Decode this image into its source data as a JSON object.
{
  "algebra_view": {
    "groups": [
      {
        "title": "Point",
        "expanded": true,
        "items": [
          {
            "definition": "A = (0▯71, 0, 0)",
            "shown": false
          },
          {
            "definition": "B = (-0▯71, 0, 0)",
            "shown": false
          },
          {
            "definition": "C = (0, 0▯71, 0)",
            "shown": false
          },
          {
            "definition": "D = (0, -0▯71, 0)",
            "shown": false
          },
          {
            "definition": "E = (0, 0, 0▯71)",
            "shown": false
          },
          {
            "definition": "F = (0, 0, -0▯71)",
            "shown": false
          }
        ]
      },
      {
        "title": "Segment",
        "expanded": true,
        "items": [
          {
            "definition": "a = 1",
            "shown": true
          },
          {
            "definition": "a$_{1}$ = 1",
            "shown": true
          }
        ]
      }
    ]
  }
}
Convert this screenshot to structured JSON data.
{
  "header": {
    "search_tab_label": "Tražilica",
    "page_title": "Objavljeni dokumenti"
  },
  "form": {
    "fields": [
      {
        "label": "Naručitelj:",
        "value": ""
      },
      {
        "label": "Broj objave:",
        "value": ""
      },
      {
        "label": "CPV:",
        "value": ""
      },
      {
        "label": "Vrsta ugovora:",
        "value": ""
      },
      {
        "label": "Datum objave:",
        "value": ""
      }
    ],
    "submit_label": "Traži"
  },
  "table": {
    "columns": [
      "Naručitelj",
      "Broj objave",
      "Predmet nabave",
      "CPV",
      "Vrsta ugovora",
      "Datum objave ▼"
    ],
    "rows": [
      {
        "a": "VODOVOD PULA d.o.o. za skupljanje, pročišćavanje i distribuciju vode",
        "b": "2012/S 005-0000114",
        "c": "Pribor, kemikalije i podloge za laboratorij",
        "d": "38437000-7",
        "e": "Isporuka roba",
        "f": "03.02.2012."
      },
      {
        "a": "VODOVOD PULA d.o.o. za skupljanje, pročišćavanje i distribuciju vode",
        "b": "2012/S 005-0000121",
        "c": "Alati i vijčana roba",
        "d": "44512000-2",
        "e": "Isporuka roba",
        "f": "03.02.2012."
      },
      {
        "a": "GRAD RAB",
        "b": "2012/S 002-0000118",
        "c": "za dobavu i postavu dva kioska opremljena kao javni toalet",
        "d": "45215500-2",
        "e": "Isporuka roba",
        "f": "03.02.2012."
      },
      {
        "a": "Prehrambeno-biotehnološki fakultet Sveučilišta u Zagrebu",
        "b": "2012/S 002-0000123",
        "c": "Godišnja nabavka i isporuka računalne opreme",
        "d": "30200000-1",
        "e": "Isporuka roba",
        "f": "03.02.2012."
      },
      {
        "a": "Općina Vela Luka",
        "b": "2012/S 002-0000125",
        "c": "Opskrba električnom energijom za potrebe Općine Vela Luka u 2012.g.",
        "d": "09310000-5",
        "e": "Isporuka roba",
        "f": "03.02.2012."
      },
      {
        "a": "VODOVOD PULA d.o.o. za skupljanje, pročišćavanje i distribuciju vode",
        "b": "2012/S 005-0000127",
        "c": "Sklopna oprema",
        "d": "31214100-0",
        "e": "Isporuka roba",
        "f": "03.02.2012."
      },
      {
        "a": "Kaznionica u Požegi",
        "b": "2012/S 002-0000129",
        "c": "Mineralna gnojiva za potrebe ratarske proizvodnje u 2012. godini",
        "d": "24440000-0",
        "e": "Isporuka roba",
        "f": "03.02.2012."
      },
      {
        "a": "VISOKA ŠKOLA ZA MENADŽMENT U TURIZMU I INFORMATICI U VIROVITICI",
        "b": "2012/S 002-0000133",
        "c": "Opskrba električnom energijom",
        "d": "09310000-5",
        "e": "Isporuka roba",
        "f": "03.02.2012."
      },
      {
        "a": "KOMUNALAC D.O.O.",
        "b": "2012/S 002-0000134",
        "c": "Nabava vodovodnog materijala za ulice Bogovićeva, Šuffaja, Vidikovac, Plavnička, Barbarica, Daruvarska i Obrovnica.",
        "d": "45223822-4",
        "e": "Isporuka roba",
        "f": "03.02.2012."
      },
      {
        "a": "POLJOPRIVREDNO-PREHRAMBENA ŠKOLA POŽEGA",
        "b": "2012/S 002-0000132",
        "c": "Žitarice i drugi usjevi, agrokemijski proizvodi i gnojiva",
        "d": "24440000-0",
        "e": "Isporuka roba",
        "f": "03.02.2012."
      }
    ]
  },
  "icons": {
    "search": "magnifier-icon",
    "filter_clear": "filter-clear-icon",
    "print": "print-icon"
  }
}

• What the task asks
Each line above that includes "definition" should be shown.

• Reply
            "definition": "A = (0▯71, 0, 0)",
            "definition": "B = (-0▯71, 0, 0)",
            "definition": "C = (0, 0▯71, 0)",
            "definition": "D = (0, -0▯71, 0)",
            "definition": "E = (0, 0, 0▯71)",
            "definition": "F = (0, 0, -0▯71)",
            "definition": "a = 1",
            "definition": "a$_{1}$ = 1",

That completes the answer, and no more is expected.